• _REQUEST_
Swap "star-icon" for "asterisk-icon" throughout the data below and give all the lines again with nothing else changed. Leave the pictures out.

--- START ---

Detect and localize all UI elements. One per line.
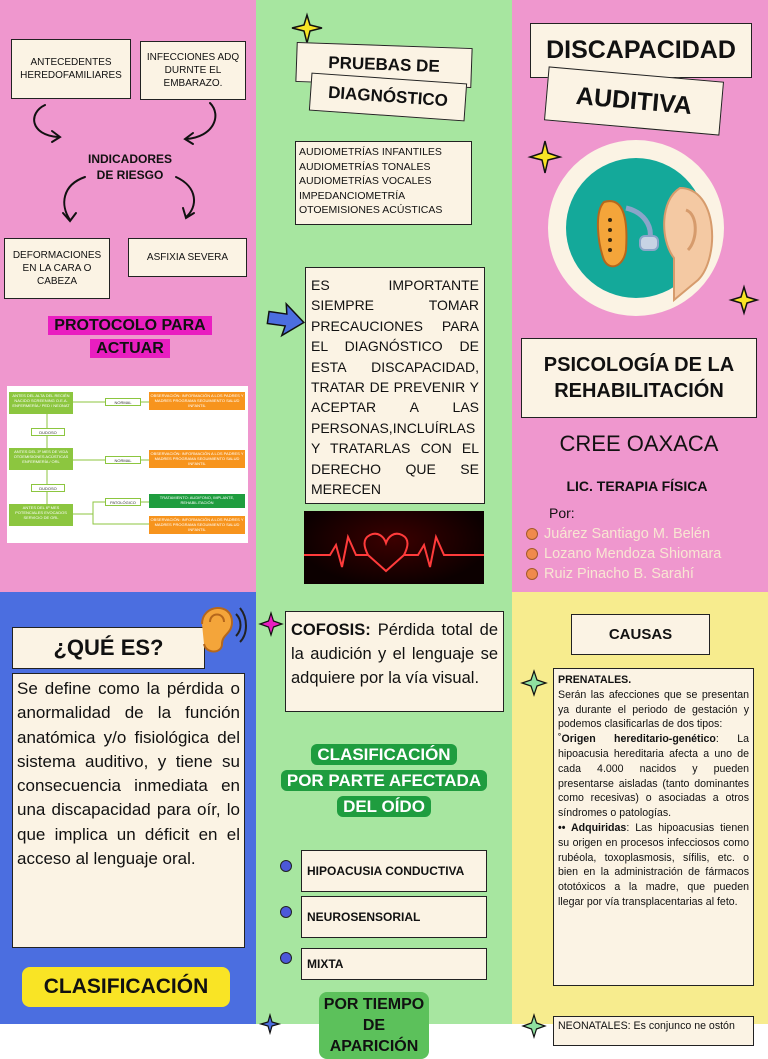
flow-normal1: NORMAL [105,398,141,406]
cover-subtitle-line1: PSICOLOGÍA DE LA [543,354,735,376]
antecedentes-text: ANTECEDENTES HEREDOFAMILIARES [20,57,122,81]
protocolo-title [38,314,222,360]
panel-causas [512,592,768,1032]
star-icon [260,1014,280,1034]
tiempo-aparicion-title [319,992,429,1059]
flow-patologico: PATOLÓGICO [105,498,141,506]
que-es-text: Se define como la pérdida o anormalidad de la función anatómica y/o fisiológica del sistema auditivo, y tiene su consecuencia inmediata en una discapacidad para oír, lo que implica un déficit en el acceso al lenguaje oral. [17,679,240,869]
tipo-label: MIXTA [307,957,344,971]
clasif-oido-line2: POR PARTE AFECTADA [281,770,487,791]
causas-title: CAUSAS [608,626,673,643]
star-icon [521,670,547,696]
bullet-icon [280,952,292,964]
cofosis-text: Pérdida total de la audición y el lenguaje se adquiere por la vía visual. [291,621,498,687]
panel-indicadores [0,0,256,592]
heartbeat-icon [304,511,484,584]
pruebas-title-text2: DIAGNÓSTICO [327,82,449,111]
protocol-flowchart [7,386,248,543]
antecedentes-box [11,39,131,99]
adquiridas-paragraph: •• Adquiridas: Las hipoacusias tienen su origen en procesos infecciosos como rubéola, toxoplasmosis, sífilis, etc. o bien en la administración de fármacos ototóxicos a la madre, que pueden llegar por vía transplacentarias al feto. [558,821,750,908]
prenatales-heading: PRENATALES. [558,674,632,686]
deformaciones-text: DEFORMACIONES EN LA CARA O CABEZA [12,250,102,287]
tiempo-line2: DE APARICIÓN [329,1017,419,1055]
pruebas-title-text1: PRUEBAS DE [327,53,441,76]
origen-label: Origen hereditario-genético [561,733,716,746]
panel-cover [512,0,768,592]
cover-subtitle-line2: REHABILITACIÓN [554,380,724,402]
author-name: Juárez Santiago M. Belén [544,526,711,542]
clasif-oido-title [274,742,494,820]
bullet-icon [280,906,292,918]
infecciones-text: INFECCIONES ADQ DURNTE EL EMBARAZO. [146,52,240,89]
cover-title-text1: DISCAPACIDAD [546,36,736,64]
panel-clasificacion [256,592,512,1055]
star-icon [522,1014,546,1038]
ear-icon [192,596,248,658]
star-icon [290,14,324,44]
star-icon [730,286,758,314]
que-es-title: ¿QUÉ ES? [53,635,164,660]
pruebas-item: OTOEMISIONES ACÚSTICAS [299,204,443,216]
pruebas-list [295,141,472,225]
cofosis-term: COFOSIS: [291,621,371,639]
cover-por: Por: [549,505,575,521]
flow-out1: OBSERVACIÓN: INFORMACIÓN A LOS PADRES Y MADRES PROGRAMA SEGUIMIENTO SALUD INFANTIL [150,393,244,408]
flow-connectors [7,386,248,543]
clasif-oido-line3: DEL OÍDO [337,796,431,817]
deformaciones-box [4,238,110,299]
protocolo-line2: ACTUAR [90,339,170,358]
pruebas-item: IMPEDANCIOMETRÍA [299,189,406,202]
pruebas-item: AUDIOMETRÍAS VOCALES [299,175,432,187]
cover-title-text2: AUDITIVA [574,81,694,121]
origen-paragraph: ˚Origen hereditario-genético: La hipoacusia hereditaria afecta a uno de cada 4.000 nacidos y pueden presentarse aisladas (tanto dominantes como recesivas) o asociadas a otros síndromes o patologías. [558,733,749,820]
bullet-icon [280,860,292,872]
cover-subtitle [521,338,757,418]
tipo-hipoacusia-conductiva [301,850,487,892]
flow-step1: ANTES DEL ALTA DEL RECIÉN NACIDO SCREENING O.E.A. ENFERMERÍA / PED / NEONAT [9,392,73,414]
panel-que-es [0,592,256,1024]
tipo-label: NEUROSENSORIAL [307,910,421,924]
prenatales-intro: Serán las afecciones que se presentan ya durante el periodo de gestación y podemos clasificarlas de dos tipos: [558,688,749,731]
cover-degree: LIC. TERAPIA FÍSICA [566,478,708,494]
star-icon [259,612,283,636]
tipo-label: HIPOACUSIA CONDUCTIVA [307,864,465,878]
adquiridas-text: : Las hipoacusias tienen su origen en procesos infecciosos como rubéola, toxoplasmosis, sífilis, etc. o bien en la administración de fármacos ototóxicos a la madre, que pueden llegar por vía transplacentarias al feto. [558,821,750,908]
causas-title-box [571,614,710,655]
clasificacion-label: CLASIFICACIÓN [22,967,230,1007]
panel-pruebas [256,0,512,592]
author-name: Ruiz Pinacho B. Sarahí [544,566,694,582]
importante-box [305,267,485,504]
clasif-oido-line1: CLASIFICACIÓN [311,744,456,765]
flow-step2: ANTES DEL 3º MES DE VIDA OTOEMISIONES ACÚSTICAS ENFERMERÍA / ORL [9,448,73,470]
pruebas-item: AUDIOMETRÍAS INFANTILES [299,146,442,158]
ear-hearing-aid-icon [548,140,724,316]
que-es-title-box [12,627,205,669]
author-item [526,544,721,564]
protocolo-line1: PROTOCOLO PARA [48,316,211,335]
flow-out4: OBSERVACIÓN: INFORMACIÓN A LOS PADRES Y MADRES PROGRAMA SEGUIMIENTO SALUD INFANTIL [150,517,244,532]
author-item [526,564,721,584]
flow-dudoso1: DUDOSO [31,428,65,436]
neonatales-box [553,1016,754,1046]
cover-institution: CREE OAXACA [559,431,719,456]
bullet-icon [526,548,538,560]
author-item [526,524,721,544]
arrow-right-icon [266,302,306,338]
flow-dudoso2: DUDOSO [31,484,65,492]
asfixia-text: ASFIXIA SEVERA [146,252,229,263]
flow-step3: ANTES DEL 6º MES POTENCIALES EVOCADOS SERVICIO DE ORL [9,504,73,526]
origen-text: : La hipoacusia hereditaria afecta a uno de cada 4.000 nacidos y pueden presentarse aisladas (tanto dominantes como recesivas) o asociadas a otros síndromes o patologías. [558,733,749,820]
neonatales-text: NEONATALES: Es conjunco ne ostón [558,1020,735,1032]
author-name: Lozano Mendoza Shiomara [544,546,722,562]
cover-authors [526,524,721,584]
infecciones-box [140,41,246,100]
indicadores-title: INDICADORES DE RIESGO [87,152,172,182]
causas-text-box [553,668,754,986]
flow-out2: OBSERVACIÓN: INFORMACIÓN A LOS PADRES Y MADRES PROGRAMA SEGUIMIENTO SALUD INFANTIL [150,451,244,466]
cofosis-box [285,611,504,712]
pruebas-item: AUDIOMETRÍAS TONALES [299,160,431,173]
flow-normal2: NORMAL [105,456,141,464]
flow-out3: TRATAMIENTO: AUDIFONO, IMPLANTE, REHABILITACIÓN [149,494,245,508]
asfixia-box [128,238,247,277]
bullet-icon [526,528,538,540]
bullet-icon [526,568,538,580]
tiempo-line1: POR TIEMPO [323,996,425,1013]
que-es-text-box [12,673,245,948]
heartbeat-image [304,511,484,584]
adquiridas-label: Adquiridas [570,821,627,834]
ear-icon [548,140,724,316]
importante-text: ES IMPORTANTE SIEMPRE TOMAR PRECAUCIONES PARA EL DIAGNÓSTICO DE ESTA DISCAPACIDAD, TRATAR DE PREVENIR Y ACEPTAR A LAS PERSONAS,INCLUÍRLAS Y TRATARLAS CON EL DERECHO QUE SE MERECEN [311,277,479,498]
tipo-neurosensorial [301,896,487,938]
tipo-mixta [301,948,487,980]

--- END ---

• _FULL OUTPUT_
Detect and localize all UI elements. One per line.
flow-normal1: NORMAL [105,398,141,406]
cover-subtitle-line1: PSICOLOGÍA DE LA [543,354,735,376]
antecedentes-text: ANTECEDENTES HEREDOFAMILIARES [20,57,122,81]
protocolo-title [38,314,222,360]
panel-causas [512,592,768,1032]
asterisk-icon [260,1014,280,1034]
tiempo-aparicion-title [319,992,429,1059]
flow-patologico: PATOLÓGICO [105,498,141,506]
que-es-text: Se define como la pérdida o anormalidad de la función anatómica y/o fisiológica del sistema auditivo, y tiene su consecuencia inmediata en una discapacidad para oír, lo que implica un déficit en el acceso al lenguaje oral. [17,679,240,869]
tipo-label: MIXTA [307,957,344,971]
clasif-oido-line2: POR PARTE AFECTADA [281,770,487,791]
causas-title: CAUSAS [608,626,673,643]
asterisk-icon [521,670,547,696]
bullet-icon [280,952,292,964]
cofosis-text: Pérdida total de la audición y el lenguaje se adquiere por la vía visual. [291,621,498,687]
panel-indicadores [0,0,256,592]
heartbeat-icon [304,511,484,584]
pruebas-title-text2: DIAGNÓSTICO [327,82,449,111]
protocol-flowchart [7,386,248,543]
antecedentes-box [11,39,131,99]
adquiridas-paragraph: •• Adquiridas: Las hipoacusias tienen su origen en procesos infecciosos como rubéola, toxoplasmosis, sífilis, etc. o bien en la administración de fármacos ototóxicos a la madre, que pueden llegar por vía transplacentarias al feto. [558,821,750,908]
prenatales-heading: PRENATALES. [558,674,632,686]
deformaciones-text: DEFORMACIONES EN LA CARA O CABEZA [12,250,102,287]
tiempo-line2: DE APARICIÓN [329,1017,419,1055]
pruebas-title-text1: PRUEBAS DE [327,53,441,76]
origen-label: Origen hereditario-genético [561,733,716,746]
panel-cover [512,0,768,592]
cover-subtitle-line2: REHABILITACIÓN [554,380,724,402]
author-name: Juárez Santiago M. Belén [544,526,711,542]
clasif-oido-title [274,742,494,820]
bullet-icon [280,906,292,918]
infecciones-text: INFECCIONES ADQ DURNTE EL EMBARAZO. [146,52,240,89]
cover-title-text1: DISCAPACIDAD [546,36,736,64]
panel-clasificacion [256,592,512,1055]
asterisk-icon [522,1014,546,1038]
ear-icon [192,596,248,658]
asterisk-icon [290,14,324,44]
asterisk-icon [730,286,758,314]
que-es-title: ¿QUÉ ES? [53,635,164,660]
pruebas-item: OTOEMISIONES ACÚSTICAS [299,204,443,216]
pruebas-list [295,141,472,225]
cofosis-term: COFOSIS: [291,621,371,639]
cover-por: Por: [549,505,575,521]
flow-out1: OBSERVACIÓN: INFORMACIÓN A LOS PADRES Y MADRES PROGRAMA SEGUIMIENTO SALUD INFANTIL [150,393,244,408]
flow-connectors [7,386,248,543]
clasif-oido-line3: DEL OÍDO [337,796,431,817]
deformaciones-box [4,238,110,299]
protocolo-line2: ACTUAR [90,339,170,358]
pruebas-item: IMPEDANCIOMETRÍA [299,189,406,202]
pruebas-item: AUDIOMETRÍAS VOCALES [299,175,432,187]
cover-title-text2: AUDITIVA [574,81,694,121]
origen-paragraph: ˚Origen hereditario-genético: La hipoacusia hereditaria afecta a uno de cada 4.000 nacidos y pueden presentarse aisladas (tanto dominantes como recesivas) o asociadas a otros síndromes o patologías. [558,733,749,820]
bullet-icon [280,860,292,872]
cover-subtitle [521,338,757,418]
tipo-hipoacusia-conductiva [301,850,487,892]
flow-step1: ANTES DEL ALTA DEL RECIÉN NACIDO SCREENING O.E.A. ENFERMERÍA / PED / NEONAT [9,392,73,414]
panel-que-es [0,592,256,1024]
tipo-label: NEUROSENSORIAL [307,910,421,924]
prenatales-intro: Serán las afecciones que se presentan ya durante el periodo de gestación y podemos clasificarlas de dos tipos: [558,688,749,731]
cover-degree: LIC. TERAPIA FÍSICA [566,478,708,494]
asterisk-icon [259,612,283,636]
tipo-label: HIPOACUSIA CONDUCTIVA [307,864,465,878]
adquiridas-text: : Las hipoacusias tienen su origen en procesos infecciosos como rubéola, toxoplasmosis, sífilis, etc. o bien en la administración de fármacos ototóxicos a la madre, que pueden llegar por vía transplacentarias al feto. [558,821,750,908]
causas-title-box [571,614,710,655]
clasificacion-label: CLASIFICACIÓN [22,967,230,1007]
panel-pruebas [256,0,512,592]
author-name: Ruiz Pinacho B. Sarahí [544,566,694,582]
importante-box [305,267,485,504]
clasif-oido-line1: CLASIFICACIÓN [311,744,456,765]
flow-step2: ANTES DEL 3º MES DE VIDA OTOEMISIONES ACÚSTICAS ENFERMERÍA / ORL [9,448,73,470]
pruebas-item: AUDIOMETRÍAS INFANTILES [299,146,442,158]
ear-hearing-aid-icon [548,140,724,316]
que-es-title-box [12,627,205,669]
author-item [526,544,721,564]
protocolo-line1: PROTOCOLO PARA [48,316,211,335]
flow-out4: OBSERVACIÓN: INFORMACIÓN A LOS PADRES Y MADRES PROGRAMA SEGUIMIENTO SALUD INFANTIL [150,517,244,532]
author-item [526,564,721,584]
flow-dudoso1: DUDOSO [31,428,65,436]
neonatales-box [553,1016,754,1046]
cover-institution: CREE OAXACA [559,431,719,456]
bullet-icon [526,548,538,560]
author-item [526,524,721,544]
arrow-right-icon [266,302,306,338]
flow-dudoso2: DUDOSO [31,484,65,492]
asfixia-text: ASFIXIA SEVERA [146,252,229,263]
flow-step3: ANTES DEL 6º MES POTENCIALES EVOCADOS SERVICIO DE ORL [9,504,73,526]
origen-text: : La hipoacusia hereditaria afecta a uno de cada 4.000 nacidos y pueden presentarse aisladas (tanto dominantes como recesivas) o asociadas a otros síndromes o patologías. [558,733,749,820]
neonatales-text: NEONATALES: Es conjunco ne ostón [558,1020,735,1032]
author-name: Lozano Mendoza Shiomara [544,546,722,562]
cover-authors [526,524,721,584]
infecciones-box [140,41,246,100]
indicadores-title: INDICADORES DE RIESGO [87,152,172,182]
causas-text-box [553,668,754,986]
flow-out2: OBSERVACIÓN: INFORMACIÓN A LOS PADRES Y MADRES PROGRAMA SEGUIMIENTO SALUD INFANTIL [150,451,244,466]
cofosis-box [285,611,504,712]
pruebas-item: AUDIOMETRÍAS TONALES [299,160,431,173]
flow-normal2: NORMAL [105,456,141,464]
flow-out3: TRATAMIENTO: AUDIFONO, IMPLANTE, REHABILITACIÓN [149,494,245,508]
asfixia-box [128,238,247,277]
bullet-icon [526,528,538,540]
bullet-icon [526,568,538,580]
tiempo-line1: POR TIEMPO [323,996,425,1013]
que-es-text-box [12,673,245,948]
heartbeat-image [304,511,484,584]
adquiridas-label: Adquiridas [570,821,627,834]
ear-icon [548,140,724,316]
importante-text: ES IMPORTANTE SIEMPRE TOMAR PRECAUCIONES PARA EL DIAGNÓSTICO DE ESTA DISCAPACIDAD, TRATAR DE PREVENIR Y ACEPTAR A LAS PERSONAS,INCLUÍRLAS Y TRATARLAS CON EL DERECHO QUE SE MERECEN [311,277,479,498]
tipo-neurosensorial [301,896,487,938]
tipo-mixta [301,948,487,980]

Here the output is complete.